→ Task
The records below must be duplicated exactly, character for character.

→ Dataset content

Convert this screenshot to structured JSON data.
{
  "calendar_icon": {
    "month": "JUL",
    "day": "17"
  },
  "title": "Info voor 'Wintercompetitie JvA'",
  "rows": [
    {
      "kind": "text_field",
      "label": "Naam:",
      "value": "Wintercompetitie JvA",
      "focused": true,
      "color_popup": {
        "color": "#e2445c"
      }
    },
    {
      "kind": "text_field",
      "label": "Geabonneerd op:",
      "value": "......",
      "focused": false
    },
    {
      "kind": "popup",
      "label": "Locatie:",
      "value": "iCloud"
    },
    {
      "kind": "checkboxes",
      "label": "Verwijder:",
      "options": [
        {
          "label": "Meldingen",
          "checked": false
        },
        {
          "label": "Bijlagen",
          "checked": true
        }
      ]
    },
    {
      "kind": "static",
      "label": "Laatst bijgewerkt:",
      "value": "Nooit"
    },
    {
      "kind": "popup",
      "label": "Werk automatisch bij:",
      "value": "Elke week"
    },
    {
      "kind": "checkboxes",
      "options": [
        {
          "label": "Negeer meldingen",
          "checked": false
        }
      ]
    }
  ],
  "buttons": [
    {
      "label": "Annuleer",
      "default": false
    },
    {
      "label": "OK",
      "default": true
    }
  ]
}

→ Answer below
Convert this screenshot to structured JSON data.
{
  "calendar_icon": {
    "month": "JUL",
    "day": "17"
  },
  "title": "Info voor 'Wintercompetitie JvA'",
  "rows": [
    {
      "kind": "text_field",
      "label": "Naam:",
      "value": "Wintercompetitie JvA",
      "focused": true,
      "color_popup": {
        "color": "#e2445c"
      }
    },
    {
      "kind": "text_field",
      "label": "Geabonneerd op:",
      "value": "......",
      "focused": false
    },
    {
      "kind": "popup",
      "label": "Locatie:",
      "value": "iCloud"
    },
    {
      "kind": "checkboxes",
      "label": "Verwijder:",
      "options": [
        {
          "label": "Meldingen",
          "checked": false
        },
        {
          "label": "Bijlagen",
          "checked": true
        }
      ]
    },
    {
      "kind": "static",
      "label": "Laatst bijgewerkt:",
      "value": "Nooit"
    },
    {
      "kind": "popup",
      "label": "Werk automatisch bij:",
      "value": "Elke week"
    },
    {
      "kind": "checkboxes",
      "options": [
        {
          "label": "Negeer meldingen",
          "checked": false
        }
      ]
    }
  ],
  "buttons": [
    {
      "label": "Annuleer",
      "default": false
    },
    {
      "label": "OK",
      "default": true
    }
  ]
}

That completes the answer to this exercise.